*Required work*:
Copy out all lines that hold "зарплата".

══ Task data

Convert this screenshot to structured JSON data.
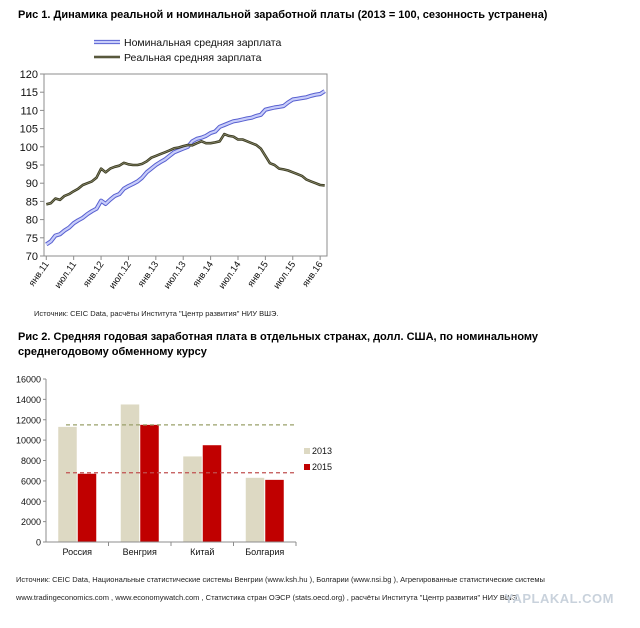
{
  "fig1": {
    "title": "Рис 1. Динамика реальной и номинальной заработной платы (2013 = 100, сезонность устранена)",
    "source": "Источник: CEIC Data, расчёты Института \"Центр развития\" НИУ ВШЭ."
  },
  "fig2": {
    "title": "Рис 2. Средняя годовая заработная плата в отдельных странах, долл. США, по номинальному среднегодовому обменному курсу",
    "source_line1": "Источник: CEIC Data, Национальные статистические системы Венгрии (www.ksh.hu ), Болгарии (www.nsi.bg ), Агрегированные статистические системы",
    "source_line2": "www.tradingeconomics.com , www.economywatch.com , Статистика стран ОЭСР (stats.oecd.org) , расчёты Института \"Центр развития\" НИУ ВШЭ"
  },
  "watermark": "YAPLAKAL.COM",
  "chart_data": [
    {
      "type": "line",
      "ylim": [
        70,
        120
      ],
      "yticks": [
        70,
        75,
        80,
        85,
        90,
        95,
        100,
        105,
        110,
        115,
        120
      ],
      "xtick_labels": [
        "янв.11",
        "июл.11",
        "янв.12",
        "июл.12",
        "янв.13",
        "июл.13",
        "янв.14",
        "июл.14",
        "янв.15",
        "июл.15",
        "янв.16"
      ],
      "x_months": [
        "янв.11",
        "фев.11",
        "мар.11",
        "апр.11",
        "май.11",
        "июн.11",
        "июл.11",
        "авг.11",
        "сен.11",
        "окт.11",
        "ноя.11",
        "дек.11",
        "янв.12",
        "фев.12",
        "мар.12",
        "апр.12",
        "май.12",
        "июн.12",
        "июл.12",
        "авг.12",
        "сен.12",
        "окт.12",
        "ноя.12",
        "дек.12",
        "янв.13",
        "фев.13",
        "мар.13",
        "апр.13",
        "май.13",
        "июн.13",
        "июл.13",
        "авг.13",
        "сен.13",
        "окт.13",
        "ноя.13",
        "дек.13",
        "янв.14",
        "фев.14",
        "мар.14",
        "апр.14",
        "май.14",
        "июн.14",
        "июл.14",
        "авг.14",
        "сен.14",
        "окт.14",
        "ноя.14",
        "дек.14",
        "янв.15",
        "фев.15",
        "мар.15",
        "апр.15",
        "май.15",
        "июн.15",
        "июл.15",
        "авг.15",
        "сен.15",
        "окт.15",
        "ноя.15",
        "дек.15",
        "янв.16",
        "фев.16"
      ],
      "grid": false,
      "legend_position": "top-left",
      "series": [
        {
          "name": "Номинальная средняя зарплата",
          "color": "#8a93e8",
          "values": [
            73.2,
            74.0,
            75.6,
            76.0,
            77.0,
            77.8,
            79.0,
            79.8,
            80.5,
            81.5,
            82.3,
            83.0,
            85.2,
            84.3,
            85.5,
            86.5,
            87.0,
            88.5,
            89.2,
            89.8,
            90.5,
            91.5,
            93.0,
            94.0,
            95.0,
            95.8,
            96.5,
            97.5,
            98.5,
            99.0,
            99.5,
            100.0,
            101.5,
            102.2,
            102.5,
            103.0,
            103.8,
            104.2,
            105.5,
            106.0,
            106.5,
            107.0,
            107.2,
            107.5,
            107.8,
            108.0,
            108.5,
            108.8,
            110.2,
            110.5,
            110.8,
            111.0,
            111.2,
            112.2,
            113.0,
            113.2,
            113.4,
            113.6,
            114.0,
            114.3,
            114.5,
            115.3
          ]
        },
        {
          "name": "Реальная средняя зарплата",
          "color": "#4d4d2e",
          "values": [
            84.2,
            84.5,
            85.8,
            85.4,
            86.5,
            87.0,
            87.8,
            88.5,
            89.5,
            90.0,
            90.5,
            91.5,
            94.0,
            93.0,
            94.0,
            94.5,
            94.8,
            95.6,
            95.2,
            95.0,
            95.0,
            95.3,
            96.0,
            97.0,
            97.5,
            98.0,
            98.5,
            99.0,
            99.6,
            99.8,
            100.2,
            100.5,
            100.4,
            101.0,
            101.5,
            101.0,
            101.0,
            101.2,
            101.5,
            103.5,
            103.0,
            102.8,
            102.0,
            102.0,
            101.5,
            101.0,
            100.5,
            99.5,
            97.5,
            95.5,
            95.0,
            94.0,
            93.8,
            93.5,
            93.0,
            92.5,
            92.0,
            91.0,
            90.5,
            90.0,
            89.5,
            89.4
          ]
        }
      ]
    },
    {
      "type": "bar",
      "categories": [
        "Россия",
        "Венгрия",
        "Китай",
        "Болгария"
      ],
      "ylim": [
        0,
        16000
      ],
      "yticks": [
        0,
        2000,
        4000,
        6000,
        8000,
        10000,
        12000,
        14000,
        16000
      ],
      "grid": false,
      "legend_position": "right",
      "series": [
        {
          "name": "2013",
          "color": "#ddd9c3",
          "values": [
            11300,
            13500,
            8400,
            6300
          ]
        },
        {
          "name": "2015",
          "color": "#c00000",
          "values": [
            6700,
            11500,
            9500,
            6100
          ]
        }
      ],
      "reference_lines": [
        {
          "value": 11500,
          "color": "#9aa06a"
        },
        {
          "value": 6800,
          "color": "#c05050"
        }
      ]
    }
  ]
}
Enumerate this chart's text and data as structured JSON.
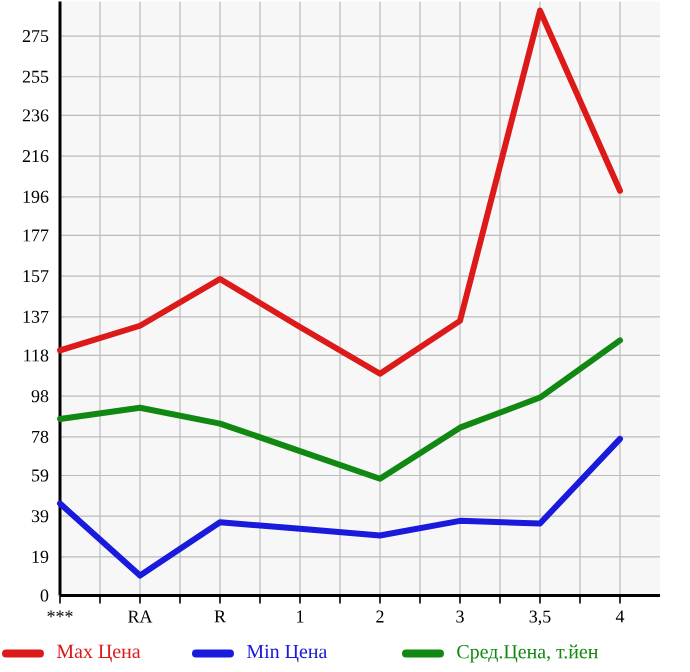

════

*Written solution*:
          "name": "Номинальная средняя зарплата",
          "name": "Реальная средняя зарплата",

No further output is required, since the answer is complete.